• _DOCUMENT EXCERPT_:

— Start —

I can imagine some applications might benefit from wrapping around, while others benefit more from not wrapping around. If there are good reasons to prefer wrap-around, I suggest adding an explanation of that choice to the document. If not, I propose modifying the specified behavior to use shifts instead of rotations, like so:
uint_xlen_t bfp(uint_xlen_t rs1, uint_xlen_t rs2)
{
int len = (rs2 >> 24) & 15;
int off = (rs2 >> 16) & (XLEN-1);
len = len ? len : 16;
uint_xlen_t mask = slo(0, len) << off;
uint_xlen_t data = rs2 << off;
return (data & mask) | (rs1 & ~mask);
}
For my example above, the value left in t1
would then be 0x34000000
.
(Note that, the hardware could still quietly substitute
uint_xlen_t data = rol(rs2, off);
for computing data
without changing the behavior, if that's more convenient. The issue is just with the rotation of the mask.)

— End —

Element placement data
— Start —

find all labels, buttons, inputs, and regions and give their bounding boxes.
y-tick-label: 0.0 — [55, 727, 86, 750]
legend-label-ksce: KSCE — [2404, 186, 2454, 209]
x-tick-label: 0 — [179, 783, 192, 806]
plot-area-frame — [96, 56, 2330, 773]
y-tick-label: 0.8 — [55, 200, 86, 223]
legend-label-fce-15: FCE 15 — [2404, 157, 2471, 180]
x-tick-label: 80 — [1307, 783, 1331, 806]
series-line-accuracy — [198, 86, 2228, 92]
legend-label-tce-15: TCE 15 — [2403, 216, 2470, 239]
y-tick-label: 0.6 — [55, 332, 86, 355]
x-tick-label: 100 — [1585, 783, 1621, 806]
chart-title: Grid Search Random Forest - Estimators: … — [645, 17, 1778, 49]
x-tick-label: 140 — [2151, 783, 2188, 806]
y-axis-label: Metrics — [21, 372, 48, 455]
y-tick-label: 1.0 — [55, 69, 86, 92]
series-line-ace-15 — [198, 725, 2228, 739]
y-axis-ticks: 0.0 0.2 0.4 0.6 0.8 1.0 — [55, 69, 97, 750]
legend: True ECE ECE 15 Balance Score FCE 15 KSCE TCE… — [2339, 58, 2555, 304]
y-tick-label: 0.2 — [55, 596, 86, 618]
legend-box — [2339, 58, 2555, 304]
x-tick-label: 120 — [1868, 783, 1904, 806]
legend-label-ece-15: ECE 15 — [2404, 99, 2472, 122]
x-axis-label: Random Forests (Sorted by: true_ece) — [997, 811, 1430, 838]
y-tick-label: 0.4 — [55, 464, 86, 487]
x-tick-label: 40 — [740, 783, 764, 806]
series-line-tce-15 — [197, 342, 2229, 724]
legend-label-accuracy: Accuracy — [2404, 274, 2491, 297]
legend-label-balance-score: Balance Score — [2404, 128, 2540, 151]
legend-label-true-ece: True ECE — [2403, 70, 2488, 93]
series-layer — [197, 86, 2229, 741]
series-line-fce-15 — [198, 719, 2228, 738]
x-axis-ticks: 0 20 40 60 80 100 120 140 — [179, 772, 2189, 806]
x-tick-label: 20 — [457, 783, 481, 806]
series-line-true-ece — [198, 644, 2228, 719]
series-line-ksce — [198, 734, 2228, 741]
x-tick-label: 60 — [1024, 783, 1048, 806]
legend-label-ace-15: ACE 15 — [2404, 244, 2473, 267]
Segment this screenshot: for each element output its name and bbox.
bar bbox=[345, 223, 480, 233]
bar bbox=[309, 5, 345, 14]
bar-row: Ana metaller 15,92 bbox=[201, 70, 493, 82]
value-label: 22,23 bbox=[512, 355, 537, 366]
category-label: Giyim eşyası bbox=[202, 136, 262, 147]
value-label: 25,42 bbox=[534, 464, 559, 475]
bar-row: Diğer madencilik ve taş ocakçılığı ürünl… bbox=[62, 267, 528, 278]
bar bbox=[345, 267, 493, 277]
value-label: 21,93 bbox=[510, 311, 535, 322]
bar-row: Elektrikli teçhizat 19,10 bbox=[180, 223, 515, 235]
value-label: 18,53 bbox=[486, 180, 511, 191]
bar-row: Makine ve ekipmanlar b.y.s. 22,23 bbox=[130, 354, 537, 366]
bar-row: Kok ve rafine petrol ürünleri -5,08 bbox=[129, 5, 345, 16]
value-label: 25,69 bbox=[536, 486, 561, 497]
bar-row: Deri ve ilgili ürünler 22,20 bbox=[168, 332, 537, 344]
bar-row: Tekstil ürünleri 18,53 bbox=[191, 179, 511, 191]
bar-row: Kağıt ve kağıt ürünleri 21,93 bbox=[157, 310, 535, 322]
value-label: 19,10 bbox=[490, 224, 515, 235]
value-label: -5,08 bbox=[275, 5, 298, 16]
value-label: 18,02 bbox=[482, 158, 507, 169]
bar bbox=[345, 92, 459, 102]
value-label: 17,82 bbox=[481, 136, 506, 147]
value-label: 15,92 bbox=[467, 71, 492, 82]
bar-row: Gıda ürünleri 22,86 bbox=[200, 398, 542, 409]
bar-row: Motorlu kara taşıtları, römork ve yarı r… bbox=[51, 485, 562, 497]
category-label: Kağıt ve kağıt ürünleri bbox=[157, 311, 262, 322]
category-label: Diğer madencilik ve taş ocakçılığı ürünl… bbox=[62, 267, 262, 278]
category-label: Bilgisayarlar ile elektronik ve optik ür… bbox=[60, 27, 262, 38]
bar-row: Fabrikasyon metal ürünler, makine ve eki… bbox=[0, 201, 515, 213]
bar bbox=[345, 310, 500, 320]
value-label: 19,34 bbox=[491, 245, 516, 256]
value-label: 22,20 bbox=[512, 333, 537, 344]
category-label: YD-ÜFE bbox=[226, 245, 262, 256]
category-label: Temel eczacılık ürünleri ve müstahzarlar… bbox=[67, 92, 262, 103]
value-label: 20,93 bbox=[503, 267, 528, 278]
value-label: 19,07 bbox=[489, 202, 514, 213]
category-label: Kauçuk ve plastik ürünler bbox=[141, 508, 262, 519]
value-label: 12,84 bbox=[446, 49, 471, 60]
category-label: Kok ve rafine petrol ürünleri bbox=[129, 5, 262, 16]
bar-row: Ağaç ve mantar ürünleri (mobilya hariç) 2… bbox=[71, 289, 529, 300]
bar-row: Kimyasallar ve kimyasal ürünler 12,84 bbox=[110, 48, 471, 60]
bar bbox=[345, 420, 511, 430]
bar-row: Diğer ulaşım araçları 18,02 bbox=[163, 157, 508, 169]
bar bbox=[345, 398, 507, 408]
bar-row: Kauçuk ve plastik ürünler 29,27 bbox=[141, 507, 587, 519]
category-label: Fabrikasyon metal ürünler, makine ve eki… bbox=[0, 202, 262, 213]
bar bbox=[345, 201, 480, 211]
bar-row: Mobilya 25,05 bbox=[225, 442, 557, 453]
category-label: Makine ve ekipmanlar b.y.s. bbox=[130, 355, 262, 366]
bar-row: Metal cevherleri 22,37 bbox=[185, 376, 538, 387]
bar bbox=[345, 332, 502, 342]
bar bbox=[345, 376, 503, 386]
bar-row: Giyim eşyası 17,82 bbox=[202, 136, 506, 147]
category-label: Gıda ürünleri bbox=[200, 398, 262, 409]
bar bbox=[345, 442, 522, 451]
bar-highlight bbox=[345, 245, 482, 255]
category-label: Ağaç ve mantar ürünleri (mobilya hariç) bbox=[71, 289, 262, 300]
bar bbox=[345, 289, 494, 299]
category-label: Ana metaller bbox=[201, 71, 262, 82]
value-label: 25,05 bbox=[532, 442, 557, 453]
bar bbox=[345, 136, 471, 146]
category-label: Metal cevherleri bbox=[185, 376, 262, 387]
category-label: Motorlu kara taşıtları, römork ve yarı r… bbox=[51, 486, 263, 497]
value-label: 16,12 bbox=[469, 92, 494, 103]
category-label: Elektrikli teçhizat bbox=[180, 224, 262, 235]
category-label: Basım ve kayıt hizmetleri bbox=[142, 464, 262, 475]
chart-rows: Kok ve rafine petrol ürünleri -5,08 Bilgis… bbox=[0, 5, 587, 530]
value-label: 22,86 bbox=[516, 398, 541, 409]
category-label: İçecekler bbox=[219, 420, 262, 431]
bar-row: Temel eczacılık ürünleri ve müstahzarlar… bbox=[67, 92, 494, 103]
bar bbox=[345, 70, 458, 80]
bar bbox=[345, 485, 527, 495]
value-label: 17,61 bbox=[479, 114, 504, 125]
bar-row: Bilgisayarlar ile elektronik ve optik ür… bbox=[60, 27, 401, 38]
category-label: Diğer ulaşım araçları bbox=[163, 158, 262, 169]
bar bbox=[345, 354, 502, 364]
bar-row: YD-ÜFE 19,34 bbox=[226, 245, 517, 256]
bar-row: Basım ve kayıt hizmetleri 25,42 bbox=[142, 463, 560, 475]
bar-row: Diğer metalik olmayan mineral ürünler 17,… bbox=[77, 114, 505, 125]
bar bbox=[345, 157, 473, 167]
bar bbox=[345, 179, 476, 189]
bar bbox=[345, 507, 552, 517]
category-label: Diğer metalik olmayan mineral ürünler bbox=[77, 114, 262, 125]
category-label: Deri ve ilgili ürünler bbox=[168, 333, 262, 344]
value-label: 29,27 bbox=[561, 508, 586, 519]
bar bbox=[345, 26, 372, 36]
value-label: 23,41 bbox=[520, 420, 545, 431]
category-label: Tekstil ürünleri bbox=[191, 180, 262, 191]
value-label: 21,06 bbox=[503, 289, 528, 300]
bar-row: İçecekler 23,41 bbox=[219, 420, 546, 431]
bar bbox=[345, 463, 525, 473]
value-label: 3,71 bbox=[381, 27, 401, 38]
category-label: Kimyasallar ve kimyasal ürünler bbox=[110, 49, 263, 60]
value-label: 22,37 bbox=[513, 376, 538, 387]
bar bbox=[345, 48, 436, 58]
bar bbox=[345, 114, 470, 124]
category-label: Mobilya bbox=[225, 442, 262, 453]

— End —

• _WHAT TO WORK ON_:
• A. Answer these from the forum post about the bfp instruction:
(i) What does the writer propose using instead of rotations?
(ii) What value would be left in t1 for the writer's example under that change?
(iii) In the proposed code, what is len set to when it comes out as zero?
• B. In the forum post about the bfp instruction, why does the writer say hardware could still compute data with rol(rs2, off)? Answer in one to three sentences.
• C. Pick up the forum post about the bfp instruction after its last sentence and continue it.

• _RESPONSES PER TASK_:
• A.
(i) Shifts.
(ii) 0x34000000.
(iii) 16.

• B. The writer says this substitution would not change the behavior and might be more convenient for the hardware. The writer's objection is only to rotating the mask, not to how data is computed.

• C.
This "OP Quadrant" proposal below has global implications for RISC V instruction encoding, but I propose it here in BitManip, as this is the first extension (other than 'M') to need such organisation within func7. (func7 & func3 have the usual meaning for the R-type instruction format).
Note: the RISC V user ISA spec explicitly states that RV128 may introduce new 128 bit instructions into an OP128 major opcode, which is the reverse of what happened for RV64. I assume this will be the case, in discussion below.
"Contiguous" reserved opcode space is a precious resource. RISC V has only three reserved major opcodes left for future standard extensions.
Up to now, the only values of func7 for instructions within the OP-INT family of major opcodes are 0b0000000, 0b0000001 (MUL/DIV), and 0b0100000 (SUB/SRA). Bitmanip will substantially expand the usage of func7 values. It is important this is done in a rational way, as func7 values chosen within OP will also have major side effects on OP-IM, OP32[IM], and OP128[IM].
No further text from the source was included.